WORK ORDER: Once you have read the entries below, repeat all of them exactly.

GIVEN RECORDS:
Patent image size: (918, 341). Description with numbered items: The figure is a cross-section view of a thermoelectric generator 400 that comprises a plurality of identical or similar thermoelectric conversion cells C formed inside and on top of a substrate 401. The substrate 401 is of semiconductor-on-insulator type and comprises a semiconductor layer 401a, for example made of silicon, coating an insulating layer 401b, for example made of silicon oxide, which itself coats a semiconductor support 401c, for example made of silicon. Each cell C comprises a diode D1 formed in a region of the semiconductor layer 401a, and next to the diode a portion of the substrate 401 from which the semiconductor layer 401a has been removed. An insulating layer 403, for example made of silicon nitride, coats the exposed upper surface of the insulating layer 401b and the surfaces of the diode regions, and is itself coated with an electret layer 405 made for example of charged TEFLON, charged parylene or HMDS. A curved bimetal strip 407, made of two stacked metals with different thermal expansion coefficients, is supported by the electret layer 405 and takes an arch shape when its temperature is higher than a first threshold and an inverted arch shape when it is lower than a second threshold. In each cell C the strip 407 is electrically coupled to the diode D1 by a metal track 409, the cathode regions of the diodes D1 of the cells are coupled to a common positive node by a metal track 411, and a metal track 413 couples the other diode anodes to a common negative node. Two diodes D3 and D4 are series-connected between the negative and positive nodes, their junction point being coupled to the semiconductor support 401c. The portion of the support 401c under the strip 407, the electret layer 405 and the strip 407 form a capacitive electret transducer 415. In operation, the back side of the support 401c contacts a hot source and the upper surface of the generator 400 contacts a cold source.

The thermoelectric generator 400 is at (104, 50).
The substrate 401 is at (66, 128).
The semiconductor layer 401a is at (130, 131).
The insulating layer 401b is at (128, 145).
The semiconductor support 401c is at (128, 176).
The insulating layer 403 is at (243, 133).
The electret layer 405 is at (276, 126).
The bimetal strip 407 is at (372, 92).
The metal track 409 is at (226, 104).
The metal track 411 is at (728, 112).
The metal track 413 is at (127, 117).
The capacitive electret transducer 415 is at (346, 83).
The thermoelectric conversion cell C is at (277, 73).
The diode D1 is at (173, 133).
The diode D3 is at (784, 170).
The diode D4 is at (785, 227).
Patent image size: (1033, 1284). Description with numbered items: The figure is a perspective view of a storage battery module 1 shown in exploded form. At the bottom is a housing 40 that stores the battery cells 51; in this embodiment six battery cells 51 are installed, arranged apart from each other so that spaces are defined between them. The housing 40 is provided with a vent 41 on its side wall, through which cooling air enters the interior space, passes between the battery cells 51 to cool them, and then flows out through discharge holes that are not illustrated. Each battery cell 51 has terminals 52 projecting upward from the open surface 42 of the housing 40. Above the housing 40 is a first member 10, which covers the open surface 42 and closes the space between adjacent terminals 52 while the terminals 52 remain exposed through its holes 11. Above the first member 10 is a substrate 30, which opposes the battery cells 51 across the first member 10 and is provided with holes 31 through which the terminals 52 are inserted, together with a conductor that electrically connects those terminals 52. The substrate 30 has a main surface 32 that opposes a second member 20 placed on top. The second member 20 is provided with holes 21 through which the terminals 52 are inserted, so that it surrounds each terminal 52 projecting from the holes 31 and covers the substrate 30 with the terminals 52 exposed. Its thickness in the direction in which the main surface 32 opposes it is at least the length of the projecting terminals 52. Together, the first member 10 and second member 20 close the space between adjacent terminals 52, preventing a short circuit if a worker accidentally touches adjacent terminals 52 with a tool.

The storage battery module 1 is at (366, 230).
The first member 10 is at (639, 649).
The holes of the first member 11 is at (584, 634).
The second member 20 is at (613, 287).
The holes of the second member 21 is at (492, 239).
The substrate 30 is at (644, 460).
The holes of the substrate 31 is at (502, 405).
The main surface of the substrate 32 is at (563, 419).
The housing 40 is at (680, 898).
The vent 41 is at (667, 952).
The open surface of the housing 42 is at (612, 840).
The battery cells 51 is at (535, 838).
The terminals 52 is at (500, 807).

SOLUTION TO THIS EXERCISE:
Patent image size: (918, 341). Description with numbered items: The figure is a cross-section view of a thermoelectric generator 400 that comprises a plurality of identical or similar thermoelectric conversion cells C formed inside and on top of a substrate 401. The substrate 401 is of semiconductor-on-insulator type and comprises a semiconductor layer 401a, for example made of silicon, coating an insulating layer 401b, for example made of silicon oxide, which itself coats a semiconductor support 401c, for example made of silicon. Each cell C comprises a diode D1 formed in a region of the semiconductor layer 401a, and next to the diode a portion of the substrate 401 from which the semiconductor layer 401a has been removed. An insulating layer 403, for example made of silicon nitride, coats the exposed upper surface of the insulating layer 401b and the surfaces of the diode regions, and is itself coated with an electret layer 405 made for example of charged TEFLON, charged parylene or HMDS. A curved bimetal strip 407, made of two stacked metals with different thermal expansion coefficients, is supported by the electret layer 405 and takes an arch shape when its temperature is higher than a first threshold and an inverted arch shape when it is lower than a second threshold. In each cell C the strip 407 is electrically coupled to the diode D1 by a metal track 409, the cathode regions of the diodes D1 of the cells are coupled to a common positive node by a metal track 411, and a metal track 413 couples the other diode anodes to a common negative node. Two diodes D3 and D4 are series-connected between the negative and positive nodes, their junction point being coupled to the semiconductor support 401c. The portion of the support 401c under the strip 407, the electret layer 405 and the strip 407 form a capacitive electret transducer 415. In operation, the back side of the support 401c contacts a hot source and the upper surface of the generator 400 contacts a cold source.

The thermoelectric generator 400 is at (104, 50).
The substrate 401 is at (66, 128).
The semiconductor layer 401a is at (130, 131).
The insulating layer 401b is at (128, 145).
The semiconductor support 401c is at (128, 176).
The insulating layer 403 is at (243, 133).
The electret layer 405 is at (276, 126).
The bimetal strip 407 is at (372, 92).
The metal track 409 is at (226, 104).
The metal track 411 is at (728, 112).
The metal track 413 is at (127, 117).
The capacitive electret transducer 415 is at (346, 83).
The thermoelectric conversion cell C is at (277, 73).
The diode D1 is at (173, 133).
The diode D3 is at (784, 170).
The diode D4 is at (785, 227).
Patent image size: (1033, 1284). Description with numbered items: The figure is a perspective view of a storage battery module 1 shown in exploded form. At the bottom is a housing 40 that stores the battery cells 51; in this embodiment six battery cells 51 are installed, arranged apart from each other so that spaces are defined between them. The housing 40 is provided with a vent 41 on its side wall, through which cooling air enters the interior space, passes between the battery cells 51 to cool them, and then flows out through discharge holes that are not illustrated. Each battery cell 51 has terminals 52 projecting upward from the open surface 42 of the housing 40. Above the housing 40 is a first member 10, which covers the open surface 42 and closes the space between adjacent terminals 52 while the terminals 52 remain exposed through its holes 11. Above the first member 10 is a substrate 30, which opposes the battery cells 51 across the first member 10 and is provided with holes 31 through which the terminals 52 are inserted, together with a conductor that electrically connects those terminals 52. The substrate 30 has a main surface 32 that opposes a second member 20 placed on top. The second member 20 is provided with holes 21 through which the terminals 52 are inserted, so that it surrounds each terminal 52 projecting from the holes 31 and covers the substrate 30 with the terminals 52 exposed. Its thickness in the direction in which the main surface 32 opposes it is at least the length of the projecting terminals 52. Together, the first member 10 and second member 20 close the space between adjacent terminals 52, preventing a short circuit if a worker accidentally touches adjacent terminals 52 with a tool.

The storage battery module 1 is at (366, 230).
The first member 10 is at (639, 649).
The holes of the first member 11 is at (584, 634).
The second member 20 is at (613, 287).
The holes of the second member 21 is at (492, 239).
The substrate 30 is at (644, 460).
The holes of the substrate 31 is at (502, 405).
The main surface of the substrate 32 is at (563, 419).
The housing 40 is at (680, 898).
The vent 41 is at (667, 952).
The open surface of the housing 42 is at (612, 840).
The battery cells 51 is at (535, 838).
The terminals 52 is at (500, 807).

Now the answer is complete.